╭─ Records for the exercise
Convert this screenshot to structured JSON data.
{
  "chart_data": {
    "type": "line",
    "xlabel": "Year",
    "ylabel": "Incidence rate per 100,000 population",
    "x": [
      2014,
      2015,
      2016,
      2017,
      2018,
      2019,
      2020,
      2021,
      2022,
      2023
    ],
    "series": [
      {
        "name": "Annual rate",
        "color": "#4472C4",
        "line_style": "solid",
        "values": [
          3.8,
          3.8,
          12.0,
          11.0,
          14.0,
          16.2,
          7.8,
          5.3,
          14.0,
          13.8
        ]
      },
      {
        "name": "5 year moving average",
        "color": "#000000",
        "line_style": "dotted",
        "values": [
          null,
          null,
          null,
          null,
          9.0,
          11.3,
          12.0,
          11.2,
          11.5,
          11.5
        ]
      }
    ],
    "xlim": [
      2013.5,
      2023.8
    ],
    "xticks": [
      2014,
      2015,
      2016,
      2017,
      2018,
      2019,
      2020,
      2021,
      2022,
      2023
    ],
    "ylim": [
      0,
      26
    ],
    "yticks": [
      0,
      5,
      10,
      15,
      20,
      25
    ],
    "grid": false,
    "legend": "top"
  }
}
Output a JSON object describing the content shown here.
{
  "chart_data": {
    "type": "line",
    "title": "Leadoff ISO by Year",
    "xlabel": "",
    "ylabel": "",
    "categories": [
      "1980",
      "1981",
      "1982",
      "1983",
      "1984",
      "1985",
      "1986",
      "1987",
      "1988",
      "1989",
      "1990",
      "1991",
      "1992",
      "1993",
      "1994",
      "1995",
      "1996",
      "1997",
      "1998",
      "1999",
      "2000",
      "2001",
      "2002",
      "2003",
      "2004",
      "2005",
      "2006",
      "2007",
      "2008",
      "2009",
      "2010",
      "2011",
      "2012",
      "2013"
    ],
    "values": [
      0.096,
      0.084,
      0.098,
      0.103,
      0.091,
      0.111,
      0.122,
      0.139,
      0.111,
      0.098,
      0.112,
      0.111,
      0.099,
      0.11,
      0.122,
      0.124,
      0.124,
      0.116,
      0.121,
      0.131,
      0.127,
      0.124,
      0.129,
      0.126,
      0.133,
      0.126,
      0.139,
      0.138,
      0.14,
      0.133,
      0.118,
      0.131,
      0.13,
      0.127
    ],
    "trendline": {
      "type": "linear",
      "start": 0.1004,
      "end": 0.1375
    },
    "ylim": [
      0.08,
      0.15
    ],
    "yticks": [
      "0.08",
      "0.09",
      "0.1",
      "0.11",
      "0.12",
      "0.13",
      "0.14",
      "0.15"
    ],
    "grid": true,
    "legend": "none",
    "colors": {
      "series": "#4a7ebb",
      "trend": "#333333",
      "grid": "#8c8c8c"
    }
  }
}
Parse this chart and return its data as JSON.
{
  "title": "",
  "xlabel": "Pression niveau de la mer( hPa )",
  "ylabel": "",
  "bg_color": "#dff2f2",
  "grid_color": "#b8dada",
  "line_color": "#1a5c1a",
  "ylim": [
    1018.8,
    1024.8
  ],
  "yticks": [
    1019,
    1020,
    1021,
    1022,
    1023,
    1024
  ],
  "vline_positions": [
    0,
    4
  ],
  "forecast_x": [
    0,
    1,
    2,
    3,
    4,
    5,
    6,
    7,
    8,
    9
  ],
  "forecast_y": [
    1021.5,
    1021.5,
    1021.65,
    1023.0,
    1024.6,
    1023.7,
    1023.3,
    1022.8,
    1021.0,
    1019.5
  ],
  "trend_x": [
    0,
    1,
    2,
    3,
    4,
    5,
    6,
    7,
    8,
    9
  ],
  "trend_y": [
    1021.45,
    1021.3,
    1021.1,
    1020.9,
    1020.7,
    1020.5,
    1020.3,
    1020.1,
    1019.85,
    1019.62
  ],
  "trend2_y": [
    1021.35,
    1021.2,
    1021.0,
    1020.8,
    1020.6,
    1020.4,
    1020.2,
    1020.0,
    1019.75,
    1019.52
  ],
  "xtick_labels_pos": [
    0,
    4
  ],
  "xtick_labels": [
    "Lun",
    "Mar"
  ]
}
╰─
Task — Copy every line of the records above that contains "JSON".

Result of the exercise —
Convert this screenshot to structured JSON data.
Output a JSON object describing the content shown here.
Parse this chart and return its data as JSON.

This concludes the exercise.